WORK INSTRUCTIONS: Copy out each line that has "Pressures" in it.
============
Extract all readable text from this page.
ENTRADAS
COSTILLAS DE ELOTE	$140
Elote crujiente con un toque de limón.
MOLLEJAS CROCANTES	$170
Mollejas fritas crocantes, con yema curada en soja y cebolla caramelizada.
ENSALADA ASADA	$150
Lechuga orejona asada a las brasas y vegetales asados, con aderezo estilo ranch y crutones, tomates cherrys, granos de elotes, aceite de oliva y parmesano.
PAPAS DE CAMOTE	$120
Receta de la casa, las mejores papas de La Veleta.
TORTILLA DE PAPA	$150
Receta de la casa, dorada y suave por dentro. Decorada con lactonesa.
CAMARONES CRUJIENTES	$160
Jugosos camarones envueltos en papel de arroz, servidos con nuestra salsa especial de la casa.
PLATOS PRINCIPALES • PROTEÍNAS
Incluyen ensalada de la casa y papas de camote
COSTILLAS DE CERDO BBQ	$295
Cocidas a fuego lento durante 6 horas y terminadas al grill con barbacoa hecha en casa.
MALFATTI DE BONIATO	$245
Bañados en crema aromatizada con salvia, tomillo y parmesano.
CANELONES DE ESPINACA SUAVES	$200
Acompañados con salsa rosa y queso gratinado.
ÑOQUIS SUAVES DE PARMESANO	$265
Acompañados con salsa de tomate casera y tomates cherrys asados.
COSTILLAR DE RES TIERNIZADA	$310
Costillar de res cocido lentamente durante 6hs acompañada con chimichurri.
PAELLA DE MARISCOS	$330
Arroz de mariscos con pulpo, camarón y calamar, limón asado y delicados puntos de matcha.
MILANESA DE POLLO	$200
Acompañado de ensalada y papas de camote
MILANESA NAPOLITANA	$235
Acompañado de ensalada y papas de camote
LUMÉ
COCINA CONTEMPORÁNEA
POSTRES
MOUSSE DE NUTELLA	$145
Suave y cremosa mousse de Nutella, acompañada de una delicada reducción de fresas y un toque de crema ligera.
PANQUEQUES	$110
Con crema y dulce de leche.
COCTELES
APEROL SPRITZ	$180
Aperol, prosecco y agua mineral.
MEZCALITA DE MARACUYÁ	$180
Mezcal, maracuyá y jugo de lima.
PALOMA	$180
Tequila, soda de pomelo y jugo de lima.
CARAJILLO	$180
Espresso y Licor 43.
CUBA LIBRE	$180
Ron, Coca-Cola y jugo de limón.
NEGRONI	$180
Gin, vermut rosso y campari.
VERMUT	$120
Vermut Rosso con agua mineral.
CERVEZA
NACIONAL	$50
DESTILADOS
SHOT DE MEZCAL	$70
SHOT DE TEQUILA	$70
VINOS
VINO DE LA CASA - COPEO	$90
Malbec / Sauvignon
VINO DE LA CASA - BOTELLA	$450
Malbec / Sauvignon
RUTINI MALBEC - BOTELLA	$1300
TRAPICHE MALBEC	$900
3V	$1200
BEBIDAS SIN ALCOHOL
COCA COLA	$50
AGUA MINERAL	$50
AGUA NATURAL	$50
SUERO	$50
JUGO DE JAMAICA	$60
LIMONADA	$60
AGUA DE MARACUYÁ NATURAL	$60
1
============
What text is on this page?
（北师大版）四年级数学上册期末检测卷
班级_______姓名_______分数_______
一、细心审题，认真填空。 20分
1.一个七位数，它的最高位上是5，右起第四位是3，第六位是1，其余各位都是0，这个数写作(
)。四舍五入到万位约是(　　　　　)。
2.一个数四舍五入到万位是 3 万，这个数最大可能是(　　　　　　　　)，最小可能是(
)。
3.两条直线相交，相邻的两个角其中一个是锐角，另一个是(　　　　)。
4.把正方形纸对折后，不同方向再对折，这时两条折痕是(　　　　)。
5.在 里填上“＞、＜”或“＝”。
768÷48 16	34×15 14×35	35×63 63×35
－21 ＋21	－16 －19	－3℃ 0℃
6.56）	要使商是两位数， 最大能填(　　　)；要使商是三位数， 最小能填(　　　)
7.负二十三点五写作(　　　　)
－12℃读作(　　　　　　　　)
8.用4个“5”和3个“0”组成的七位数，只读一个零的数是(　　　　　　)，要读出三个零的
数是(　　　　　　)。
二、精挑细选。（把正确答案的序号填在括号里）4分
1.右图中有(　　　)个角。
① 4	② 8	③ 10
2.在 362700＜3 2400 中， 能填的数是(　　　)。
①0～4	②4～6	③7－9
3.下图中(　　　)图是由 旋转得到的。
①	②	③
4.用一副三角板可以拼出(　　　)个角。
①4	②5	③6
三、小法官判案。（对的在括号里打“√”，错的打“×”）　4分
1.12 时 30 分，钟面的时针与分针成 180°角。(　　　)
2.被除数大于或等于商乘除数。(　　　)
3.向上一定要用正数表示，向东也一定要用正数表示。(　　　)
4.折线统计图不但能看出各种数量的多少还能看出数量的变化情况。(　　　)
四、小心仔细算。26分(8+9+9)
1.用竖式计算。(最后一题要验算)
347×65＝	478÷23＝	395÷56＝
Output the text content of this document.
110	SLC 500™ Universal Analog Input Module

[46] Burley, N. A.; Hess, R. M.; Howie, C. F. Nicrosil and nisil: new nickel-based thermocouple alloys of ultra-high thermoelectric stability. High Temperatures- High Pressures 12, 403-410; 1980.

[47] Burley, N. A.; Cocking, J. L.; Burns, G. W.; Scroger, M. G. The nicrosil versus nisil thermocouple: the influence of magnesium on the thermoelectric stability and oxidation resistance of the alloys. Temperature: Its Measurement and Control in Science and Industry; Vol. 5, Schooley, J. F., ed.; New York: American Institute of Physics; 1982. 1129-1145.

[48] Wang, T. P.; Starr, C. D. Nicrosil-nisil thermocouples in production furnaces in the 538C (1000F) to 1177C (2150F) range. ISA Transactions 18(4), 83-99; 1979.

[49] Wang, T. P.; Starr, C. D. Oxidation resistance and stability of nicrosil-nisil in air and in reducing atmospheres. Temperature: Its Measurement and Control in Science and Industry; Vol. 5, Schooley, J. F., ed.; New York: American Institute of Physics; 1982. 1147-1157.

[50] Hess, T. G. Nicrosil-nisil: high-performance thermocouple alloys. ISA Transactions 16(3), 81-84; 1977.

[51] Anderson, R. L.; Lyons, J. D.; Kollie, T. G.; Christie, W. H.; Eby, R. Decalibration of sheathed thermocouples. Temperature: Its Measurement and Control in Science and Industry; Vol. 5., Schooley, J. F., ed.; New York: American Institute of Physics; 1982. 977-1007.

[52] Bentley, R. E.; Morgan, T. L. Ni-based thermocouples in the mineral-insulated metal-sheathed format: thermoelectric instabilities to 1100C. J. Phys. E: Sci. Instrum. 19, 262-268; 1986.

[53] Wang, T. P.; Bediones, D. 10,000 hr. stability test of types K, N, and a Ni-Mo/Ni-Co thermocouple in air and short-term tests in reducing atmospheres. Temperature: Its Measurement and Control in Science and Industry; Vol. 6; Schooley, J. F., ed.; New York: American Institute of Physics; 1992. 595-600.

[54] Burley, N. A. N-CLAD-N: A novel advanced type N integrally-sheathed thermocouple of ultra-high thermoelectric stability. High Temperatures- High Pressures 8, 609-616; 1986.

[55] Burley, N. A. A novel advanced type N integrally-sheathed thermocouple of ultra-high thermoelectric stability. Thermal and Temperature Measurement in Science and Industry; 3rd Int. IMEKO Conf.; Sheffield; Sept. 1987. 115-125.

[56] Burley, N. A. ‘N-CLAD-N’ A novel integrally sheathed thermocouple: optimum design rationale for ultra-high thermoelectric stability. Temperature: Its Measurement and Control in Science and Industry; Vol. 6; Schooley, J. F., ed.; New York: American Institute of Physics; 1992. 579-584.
============
REPLY:
[46] Burley, N. A.; Hess, R. M.; Howie, C. F. Nicrosil and nisil: new nickel-based thermocouple alloys of ultra-high thermoelectric stability. High Temperatures- High Pressures 12, 403-410; 1980.
[54] Burley, N. A. N-CLAD-N: A novel advanced type N integrally-sheathed thermocouple of ultra-high thermoelectric stability. High Temperatures- High Pressures 8, 609-616; 1986.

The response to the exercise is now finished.